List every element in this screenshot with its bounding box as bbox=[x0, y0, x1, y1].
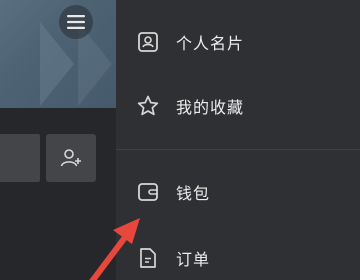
background-tile bbox=[0, 134, 40, 182]
hamburger-menu-icon bbox=[67, 15, 85, 29]
background-panel bbox=[0, 0, 116, 280]
side-drawer: 个人名片 我的收藏 钱包 订单 bbox=[116, 0, 360, 280]
menu-item-label: 订单 bbox=[176, 250, 211, 269]
menu-item-favorites[interactable]: 我的收藏 bbox=[116, 86, 360, 126]
menu-item-label: 钱包 bbox=[176, 184, 211, 203]
menu-item-label: 个人名片 bbox=[176, 34, 245, 53]
add-friend-button[interactable] bbox=[46, 134, 96, 182]
add-person-icon bbox=[60, 149, 81, 167]
order-document-icon bbox=[136, 246, 160, 270]
profile-card-icon bbox=[136, 30, 160, 54]
wallet-icon bbox=[136, 180, 160, 204]
menu-button[interactable] bbox=[59, 5, 93, 39]
menu-item-label: 我的收藏 bbox=[176, 98, 245, 117]
star-icon bbox=[136, 94, 160, 118]
menu-item-orders[interactable]: 订单 bbox=[116, 238, 360, 278]
menu-divider bbox=[116, 149, 360, 150]
header-banner bbox=[0, 0, 116, 108]
menu-item-wallet[interactable]: 钱包 bbox=[116, 172, 360, 212]
menu-item-profile-card[interactable]: 个人名片 bbox=[116, 22, 360, 62]
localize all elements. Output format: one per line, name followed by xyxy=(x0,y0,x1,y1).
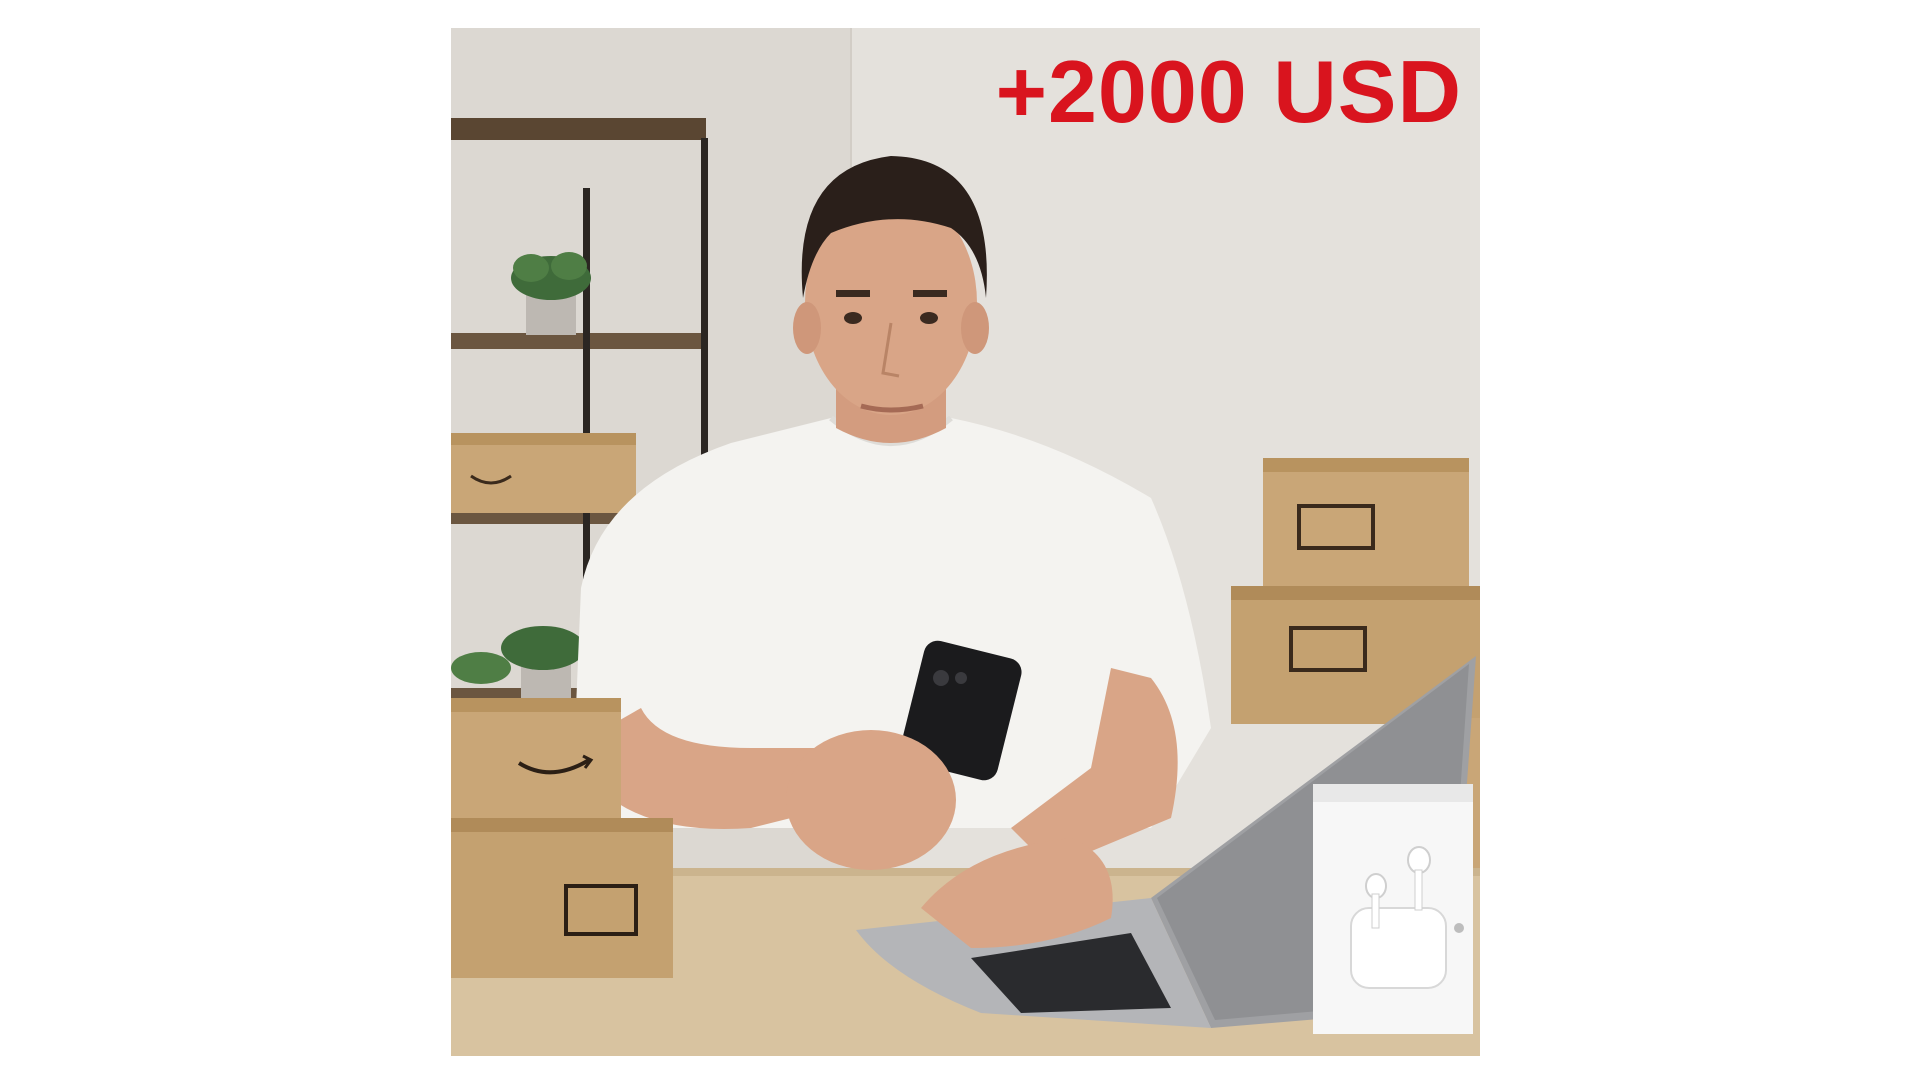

----------------

Exercise directions -> Please rewrite the lines starting at the first one and ending at the line containing "menu-item-label: 钱包 bbox=[176, 184, 211, 203]", replacing "screenshot" with "screen capture" and changing nothing else. Leave the pictures out of your answer.

Answer ->
List every element in this screen capture with its bounding box as bbox=[x0, y0, x1, y1].
background-tile bbox=[0, 134, 40, 182]
hamburger-menu-icon bbox=[67, 15, 85, 29]
background-panel bbox=[0, 0, 116, 280]
side-drawer: 个人名片 我的收藏 钱包 订单 bbox=[116, 0, 360, 280]
menu-item-label: 订单 bbox=[176, 250, 211, 269]
menu-item-favorites[interactable]: 我的收藏 bbox=[116, 86, 360, 126]
menu-item-label: 钱包 bbox=[176, 184, 211, 203]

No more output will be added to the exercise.